Material provided:
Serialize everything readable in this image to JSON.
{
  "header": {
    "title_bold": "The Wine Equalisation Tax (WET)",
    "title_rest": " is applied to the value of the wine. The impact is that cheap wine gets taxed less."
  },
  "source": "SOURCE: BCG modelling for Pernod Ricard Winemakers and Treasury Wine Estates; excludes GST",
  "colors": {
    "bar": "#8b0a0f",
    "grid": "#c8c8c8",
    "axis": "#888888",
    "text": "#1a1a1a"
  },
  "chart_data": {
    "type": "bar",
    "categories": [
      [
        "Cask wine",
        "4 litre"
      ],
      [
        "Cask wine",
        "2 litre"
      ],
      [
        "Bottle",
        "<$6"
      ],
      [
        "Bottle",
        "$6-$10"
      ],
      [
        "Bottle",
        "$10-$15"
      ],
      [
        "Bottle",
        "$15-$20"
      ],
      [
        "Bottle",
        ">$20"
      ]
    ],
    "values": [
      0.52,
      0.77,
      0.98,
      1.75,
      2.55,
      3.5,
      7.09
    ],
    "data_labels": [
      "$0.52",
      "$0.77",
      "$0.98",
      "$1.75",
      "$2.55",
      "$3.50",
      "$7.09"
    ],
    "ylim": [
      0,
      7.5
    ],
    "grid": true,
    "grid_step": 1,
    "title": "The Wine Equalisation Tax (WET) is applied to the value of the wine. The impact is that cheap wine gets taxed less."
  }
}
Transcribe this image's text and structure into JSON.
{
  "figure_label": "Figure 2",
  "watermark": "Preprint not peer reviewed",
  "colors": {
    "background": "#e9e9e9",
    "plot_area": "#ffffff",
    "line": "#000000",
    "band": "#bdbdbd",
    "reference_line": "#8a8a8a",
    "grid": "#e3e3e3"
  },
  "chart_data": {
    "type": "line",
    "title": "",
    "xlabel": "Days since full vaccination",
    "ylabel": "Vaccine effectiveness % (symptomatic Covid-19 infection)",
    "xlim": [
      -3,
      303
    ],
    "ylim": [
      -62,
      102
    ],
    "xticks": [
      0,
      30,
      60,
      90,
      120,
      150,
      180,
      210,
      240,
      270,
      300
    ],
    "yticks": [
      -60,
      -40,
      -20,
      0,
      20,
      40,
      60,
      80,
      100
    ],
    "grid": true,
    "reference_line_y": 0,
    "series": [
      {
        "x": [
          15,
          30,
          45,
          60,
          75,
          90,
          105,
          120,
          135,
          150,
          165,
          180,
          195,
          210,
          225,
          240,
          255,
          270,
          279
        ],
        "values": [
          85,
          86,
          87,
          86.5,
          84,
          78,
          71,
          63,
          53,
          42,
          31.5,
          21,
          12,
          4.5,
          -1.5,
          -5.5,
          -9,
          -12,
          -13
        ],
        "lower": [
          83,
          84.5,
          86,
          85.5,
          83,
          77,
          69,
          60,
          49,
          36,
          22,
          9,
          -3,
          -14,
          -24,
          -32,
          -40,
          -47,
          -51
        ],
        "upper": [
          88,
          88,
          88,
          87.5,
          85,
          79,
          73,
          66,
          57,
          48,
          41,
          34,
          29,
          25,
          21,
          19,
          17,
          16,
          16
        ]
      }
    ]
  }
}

Task details: All of the data above should be transcribed exactly.

Response:
Serialize everything readable in this image to JSON.
{
  "header": {
    "title_bold": "The Wine Equalisation Tax (WET)",
    "title_rest": " is applied to the value of the wine. The impact is that cheap wine gets taxed less."
  },
  "source": "SOURCE: BCG modelling for Pernod Ricard Winemakers and Treasury Wine Estates; excludes GST",
  "colors": {
    "bar": "#8b0a0f",
    "grid": "#c8c8c8",
    "axis": "#888888",
    "text": "#1a1a1a"
  },
  "chart_data": {
    "type": "bar",
    "categories": [
      [
        "Cask wine",
        "4 litre"
      ],
      [
        "Cask wine",
        "2 litre"
      ],
      [
        "Bottle",
        "<$6"
      ],
      [
        "Bottle",
        "$6-$10"
      ],
      [
        "Bottle",
        "$10-$15"
      ],
      [
        "Bottle",
        "$15-$20"
      ],
      [
        "Bottle",
        ">$20"
      ]
    ],
    "values": [
      0.52,
      0.77,
      0.98,
      1.75,
      2.55,
      3.5,
      7.09
    ],
    "data_labels": [
      "$0.52",
      "$0.77",
      "$0.98",
      "$1.75",
      "$2.55",
      "$3.50",
      "$7.09"
    ],
    "ylim": [
      0,
      7.5
    ],
    "grid": true,
    "grid_step": 1,
    "title": "The Wine Equalisation Tax (WET) is applied to the value of the wine. The impact is that cheap wine gets taxed less."
  }
}
Transcribe this image's text and structure into JSON.
{
  "figure_label": "Figure 2",
  "watermark": "Preprint not peer reviewed",
  "colors": {
    "background": "#e9e9e9",
    "plot_area": "#ffffff",
    "line": "#000000",
    "band": "#bdbdbd",
    "reference_line": "#8a8a8a",
    "grid": "#e3e3e3"
  },
  "chart_data": {
    "type": "line",
    "title": "",
    "xlabel": "Days since full vaccination",
    "ylabel": "Vaccine effectiveness % (symptomatic Covid-19 infection)",
    "xlim": [
      -3,
      303
    ],
    "ylim": [
      -62,
      102
    ],
    "xticks": [
      0,
      30,
      60,
      90,
      120,
      150,
      180,
      210,
      240,
      270,
      300
    ],
    "yticks": [
      -60,
      -40,
      -20,
      0,
      20,
      40,
      60,
      80,
      100
    ],
    "grid": true,
    "reference_line_y": 0,
    "series": [
      {
        "x": [
          15,
          30,
          45,
          60,
          75,
          90,
          105,
          120,
          135,
          150,
          165,
          180,
          195,
          210,
          225,
          240,
          255,
          270,
          279
        ],
        "values": [
          85,
          86,
          87,
          86.5,
          84,
          78,
          71,
          63,
          53,
          42,
          31.5,
          21,
          12,
          4.5,
          -1.5,
          -5.5,
          -9,
          -12,
          -13
        ],
        "lower": [
          83,
          84.5,
          86,
          85.5,
          83,
          77,
          69,
          60,
          49,
          36,
          22,
          9,
          -3,
          -14,
          -24,
          -32,
          -40,
          -47,
          -51
        ],
        "upper": [
          88,
          88,
          88,
          87.5,
          85,
          79,
          73,
          66,
          57,
          48,
          41,
          34,
          29,
          25,
          21,
          19,
          17,
          16,
          16
        ]
      }
    ]
  }
}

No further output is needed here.